What needs to be done: Find every line containing the word "name" in the records below; report only how many there are.

Given information:

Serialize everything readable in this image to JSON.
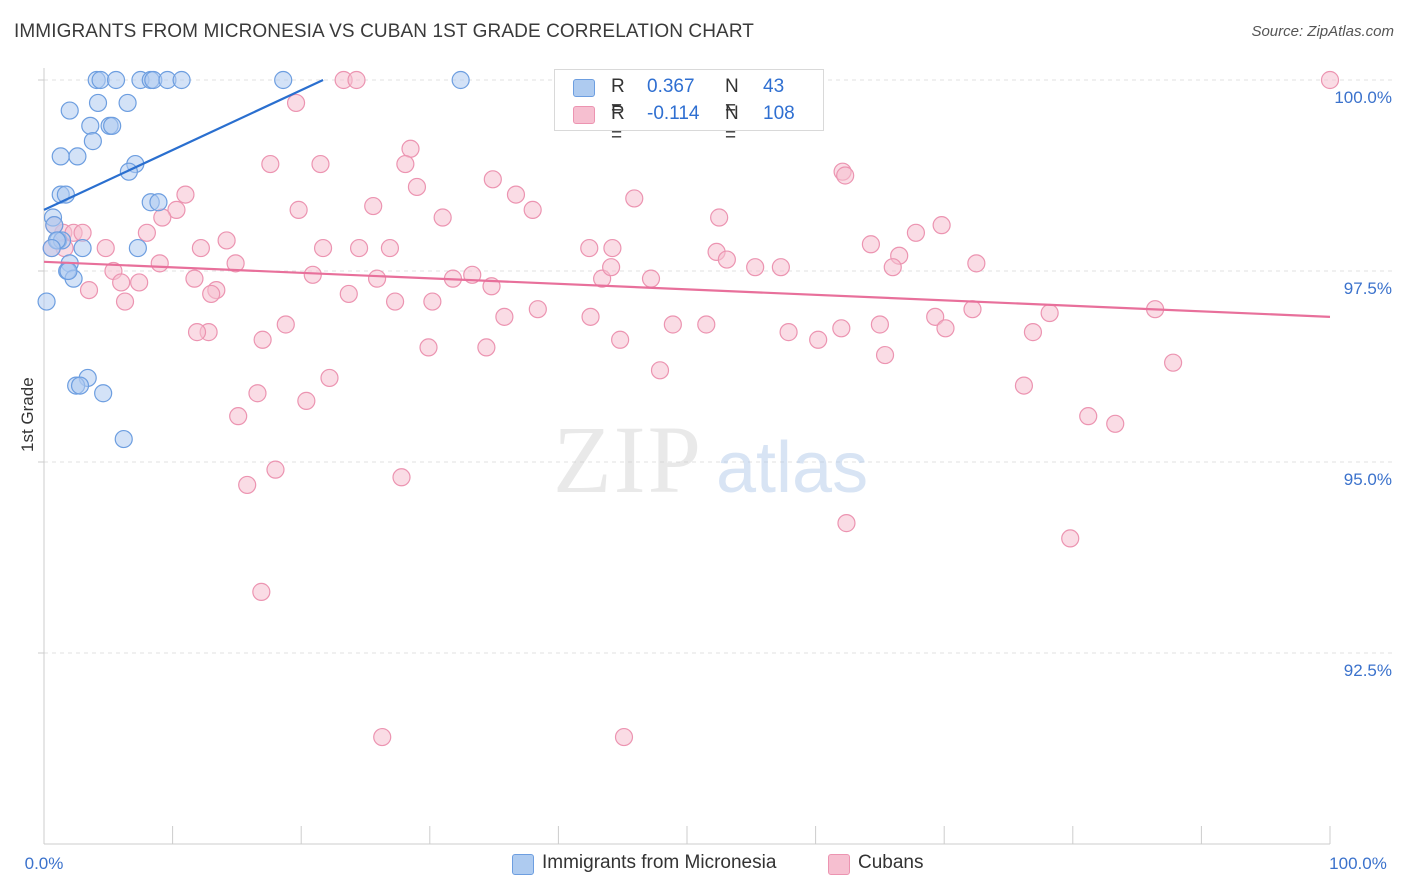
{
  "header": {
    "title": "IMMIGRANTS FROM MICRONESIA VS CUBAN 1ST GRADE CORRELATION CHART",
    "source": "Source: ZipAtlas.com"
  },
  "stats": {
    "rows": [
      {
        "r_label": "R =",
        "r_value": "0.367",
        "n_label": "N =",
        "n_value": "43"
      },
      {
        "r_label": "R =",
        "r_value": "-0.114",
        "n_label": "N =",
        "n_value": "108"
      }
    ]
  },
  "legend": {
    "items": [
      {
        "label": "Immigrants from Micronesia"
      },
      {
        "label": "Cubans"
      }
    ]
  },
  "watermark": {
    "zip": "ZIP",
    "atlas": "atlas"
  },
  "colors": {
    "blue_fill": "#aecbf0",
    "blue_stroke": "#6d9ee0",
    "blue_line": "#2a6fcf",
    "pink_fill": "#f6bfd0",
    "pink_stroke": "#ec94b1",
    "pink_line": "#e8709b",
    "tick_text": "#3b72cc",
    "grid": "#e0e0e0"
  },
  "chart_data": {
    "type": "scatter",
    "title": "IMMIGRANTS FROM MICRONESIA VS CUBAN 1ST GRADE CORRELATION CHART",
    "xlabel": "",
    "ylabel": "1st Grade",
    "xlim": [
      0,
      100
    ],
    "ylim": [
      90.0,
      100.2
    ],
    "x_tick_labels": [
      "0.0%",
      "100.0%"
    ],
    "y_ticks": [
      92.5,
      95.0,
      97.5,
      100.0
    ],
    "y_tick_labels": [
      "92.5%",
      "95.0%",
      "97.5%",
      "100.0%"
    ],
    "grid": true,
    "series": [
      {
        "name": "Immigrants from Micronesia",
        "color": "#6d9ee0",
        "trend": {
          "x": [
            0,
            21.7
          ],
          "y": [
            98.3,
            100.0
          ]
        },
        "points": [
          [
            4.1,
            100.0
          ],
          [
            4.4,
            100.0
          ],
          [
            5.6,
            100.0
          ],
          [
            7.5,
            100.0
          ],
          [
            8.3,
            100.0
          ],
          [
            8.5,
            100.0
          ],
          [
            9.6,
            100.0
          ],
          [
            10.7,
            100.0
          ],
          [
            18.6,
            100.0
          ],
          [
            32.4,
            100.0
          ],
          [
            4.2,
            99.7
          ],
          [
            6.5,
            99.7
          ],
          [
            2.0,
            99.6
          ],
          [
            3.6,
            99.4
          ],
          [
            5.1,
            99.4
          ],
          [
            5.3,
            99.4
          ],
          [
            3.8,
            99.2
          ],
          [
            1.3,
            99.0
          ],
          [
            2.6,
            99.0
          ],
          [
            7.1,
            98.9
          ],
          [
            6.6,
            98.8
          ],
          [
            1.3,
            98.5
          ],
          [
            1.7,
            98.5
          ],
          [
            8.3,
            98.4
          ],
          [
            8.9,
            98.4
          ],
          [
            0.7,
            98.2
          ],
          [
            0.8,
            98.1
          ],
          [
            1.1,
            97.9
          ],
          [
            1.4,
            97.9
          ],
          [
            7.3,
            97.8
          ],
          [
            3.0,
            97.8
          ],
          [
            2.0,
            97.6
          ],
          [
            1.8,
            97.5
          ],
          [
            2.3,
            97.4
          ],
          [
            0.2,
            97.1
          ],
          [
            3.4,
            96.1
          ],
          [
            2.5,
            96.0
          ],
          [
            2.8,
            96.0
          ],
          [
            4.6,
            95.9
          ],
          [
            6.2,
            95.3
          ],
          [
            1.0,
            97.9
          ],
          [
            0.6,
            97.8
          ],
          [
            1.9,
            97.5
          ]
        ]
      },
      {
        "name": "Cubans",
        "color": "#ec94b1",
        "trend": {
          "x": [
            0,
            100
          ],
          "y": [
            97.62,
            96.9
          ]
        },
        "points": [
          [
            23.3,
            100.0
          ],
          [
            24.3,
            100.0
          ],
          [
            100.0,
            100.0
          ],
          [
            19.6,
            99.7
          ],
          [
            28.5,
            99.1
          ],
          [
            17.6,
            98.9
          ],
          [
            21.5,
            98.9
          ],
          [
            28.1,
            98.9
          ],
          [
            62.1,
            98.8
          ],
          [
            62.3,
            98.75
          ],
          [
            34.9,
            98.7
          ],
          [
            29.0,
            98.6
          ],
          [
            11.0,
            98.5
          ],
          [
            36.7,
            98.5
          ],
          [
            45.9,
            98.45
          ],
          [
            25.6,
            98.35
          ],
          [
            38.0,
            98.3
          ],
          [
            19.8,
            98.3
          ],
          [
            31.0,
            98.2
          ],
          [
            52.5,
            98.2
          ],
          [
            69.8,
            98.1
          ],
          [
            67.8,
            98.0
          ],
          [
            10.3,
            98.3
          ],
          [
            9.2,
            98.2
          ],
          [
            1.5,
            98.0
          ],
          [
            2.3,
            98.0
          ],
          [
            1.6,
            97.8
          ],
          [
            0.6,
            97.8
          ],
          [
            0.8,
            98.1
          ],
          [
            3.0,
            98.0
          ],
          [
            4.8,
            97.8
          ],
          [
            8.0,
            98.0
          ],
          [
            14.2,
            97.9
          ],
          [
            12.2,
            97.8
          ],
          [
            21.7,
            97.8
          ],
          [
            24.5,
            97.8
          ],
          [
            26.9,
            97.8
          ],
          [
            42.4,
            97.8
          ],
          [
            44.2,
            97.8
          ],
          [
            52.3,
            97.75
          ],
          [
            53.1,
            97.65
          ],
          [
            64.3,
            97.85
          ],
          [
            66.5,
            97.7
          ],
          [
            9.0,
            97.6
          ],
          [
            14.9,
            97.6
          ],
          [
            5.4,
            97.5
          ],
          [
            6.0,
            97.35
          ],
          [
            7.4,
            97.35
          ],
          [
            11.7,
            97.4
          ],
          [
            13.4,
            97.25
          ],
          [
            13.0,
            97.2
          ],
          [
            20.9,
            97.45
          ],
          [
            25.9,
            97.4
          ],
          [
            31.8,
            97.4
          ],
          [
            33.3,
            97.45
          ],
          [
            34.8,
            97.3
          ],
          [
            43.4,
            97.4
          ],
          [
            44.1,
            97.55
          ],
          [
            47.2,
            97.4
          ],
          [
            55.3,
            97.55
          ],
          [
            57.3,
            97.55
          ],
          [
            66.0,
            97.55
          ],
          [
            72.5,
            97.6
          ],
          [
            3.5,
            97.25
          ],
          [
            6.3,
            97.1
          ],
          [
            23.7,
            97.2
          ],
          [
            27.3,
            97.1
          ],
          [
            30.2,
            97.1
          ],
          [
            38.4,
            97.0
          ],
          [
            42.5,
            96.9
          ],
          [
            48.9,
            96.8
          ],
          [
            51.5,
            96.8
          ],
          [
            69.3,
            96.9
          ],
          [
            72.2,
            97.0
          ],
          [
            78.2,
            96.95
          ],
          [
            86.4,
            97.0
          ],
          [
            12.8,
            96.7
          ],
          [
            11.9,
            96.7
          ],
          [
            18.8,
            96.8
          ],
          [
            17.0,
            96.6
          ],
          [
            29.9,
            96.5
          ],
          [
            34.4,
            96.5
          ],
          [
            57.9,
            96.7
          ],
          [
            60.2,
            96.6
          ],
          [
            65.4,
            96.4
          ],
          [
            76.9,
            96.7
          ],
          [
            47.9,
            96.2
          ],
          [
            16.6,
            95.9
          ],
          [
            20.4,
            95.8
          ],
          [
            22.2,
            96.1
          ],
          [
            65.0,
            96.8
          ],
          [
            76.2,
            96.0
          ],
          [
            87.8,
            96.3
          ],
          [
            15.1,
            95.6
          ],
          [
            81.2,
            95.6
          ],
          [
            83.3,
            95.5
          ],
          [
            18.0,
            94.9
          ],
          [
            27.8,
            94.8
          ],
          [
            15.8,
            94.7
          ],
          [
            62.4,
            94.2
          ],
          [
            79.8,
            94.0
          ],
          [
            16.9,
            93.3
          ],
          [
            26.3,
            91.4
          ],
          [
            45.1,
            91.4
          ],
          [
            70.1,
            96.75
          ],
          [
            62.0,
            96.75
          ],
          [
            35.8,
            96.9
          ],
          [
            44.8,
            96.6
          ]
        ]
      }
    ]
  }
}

Output for this exercise: 2